## Problem:
Every line that holds "icon" should be shown.

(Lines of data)
## START

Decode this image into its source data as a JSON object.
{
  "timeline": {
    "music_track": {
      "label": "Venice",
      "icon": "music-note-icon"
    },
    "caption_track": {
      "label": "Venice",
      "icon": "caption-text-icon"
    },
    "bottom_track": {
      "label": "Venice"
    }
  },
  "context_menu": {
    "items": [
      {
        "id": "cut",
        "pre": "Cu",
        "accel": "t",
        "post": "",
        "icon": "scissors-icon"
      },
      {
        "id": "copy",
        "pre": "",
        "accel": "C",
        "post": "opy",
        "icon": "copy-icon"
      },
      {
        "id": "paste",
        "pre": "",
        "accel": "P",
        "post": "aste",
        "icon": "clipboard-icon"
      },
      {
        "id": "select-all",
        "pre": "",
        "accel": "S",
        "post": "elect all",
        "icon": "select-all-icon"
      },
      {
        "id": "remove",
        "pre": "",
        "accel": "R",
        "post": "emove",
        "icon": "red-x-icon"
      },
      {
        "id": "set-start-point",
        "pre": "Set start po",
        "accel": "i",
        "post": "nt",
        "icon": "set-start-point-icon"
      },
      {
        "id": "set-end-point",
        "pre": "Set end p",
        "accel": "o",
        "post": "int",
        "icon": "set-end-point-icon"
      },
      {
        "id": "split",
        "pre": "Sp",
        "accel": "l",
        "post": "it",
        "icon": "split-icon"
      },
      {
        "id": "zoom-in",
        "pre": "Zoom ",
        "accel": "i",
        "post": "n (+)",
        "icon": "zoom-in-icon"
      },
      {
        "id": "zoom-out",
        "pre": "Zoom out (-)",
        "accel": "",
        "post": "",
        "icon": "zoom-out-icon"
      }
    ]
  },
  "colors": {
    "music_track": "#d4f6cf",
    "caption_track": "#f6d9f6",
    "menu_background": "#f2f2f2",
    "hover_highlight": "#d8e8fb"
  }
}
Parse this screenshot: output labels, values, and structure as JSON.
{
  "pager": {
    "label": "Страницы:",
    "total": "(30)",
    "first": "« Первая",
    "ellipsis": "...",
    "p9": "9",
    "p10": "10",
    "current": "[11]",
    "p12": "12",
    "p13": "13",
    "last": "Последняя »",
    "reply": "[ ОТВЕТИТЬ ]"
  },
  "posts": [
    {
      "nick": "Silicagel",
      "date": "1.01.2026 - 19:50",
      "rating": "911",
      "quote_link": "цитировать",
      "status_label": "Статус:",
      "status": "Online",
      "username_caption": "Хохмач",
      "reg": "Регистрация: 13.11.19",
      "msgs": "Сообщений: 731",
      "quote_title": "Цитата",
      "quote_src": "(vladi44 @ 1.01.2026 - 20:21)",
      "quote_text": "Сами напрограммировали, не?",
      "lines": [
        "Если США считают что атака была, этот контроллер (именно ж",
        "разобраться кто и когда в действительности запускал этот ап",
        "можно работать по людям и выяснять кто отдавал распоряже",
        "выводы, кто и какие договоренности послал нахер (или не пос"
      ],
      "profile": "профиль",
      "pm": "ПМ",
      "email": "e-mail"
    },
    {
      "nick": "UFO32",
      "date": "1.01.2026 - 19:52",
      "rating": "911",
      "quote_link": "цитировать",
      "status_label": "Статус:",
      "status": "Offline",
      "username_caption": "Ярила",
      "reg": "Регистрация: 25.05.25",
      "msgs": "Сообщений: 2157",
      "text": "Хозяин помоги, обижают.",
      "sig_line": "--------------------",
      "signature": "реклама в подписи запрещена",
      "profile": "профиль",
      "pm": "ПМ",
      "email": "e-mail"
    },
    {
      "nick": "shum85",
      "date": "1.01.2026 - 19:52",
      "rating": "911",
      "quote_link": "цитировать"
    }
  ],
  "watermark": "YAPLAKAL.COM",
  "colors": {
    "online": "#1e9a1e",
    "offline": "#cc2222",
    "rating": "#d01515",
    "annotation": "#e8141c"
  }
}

## END

## Complete response:
      "icon": "music-note-icon"
      "icon": "caption-text-icon"
        "icon": "scissors-icon"
        "icon": "copy-icon"
        "icon": "clipboard-icon"
        "icon": "select-all-icon"
        "icon": "red-x-icon"
        "icon": "set-start-point-icon"
        "icon": "set-end-point-icon"
        "icon": "split-icon"
        "icon": "zoom-in-icon"
        "icon": "zoom-out-icon"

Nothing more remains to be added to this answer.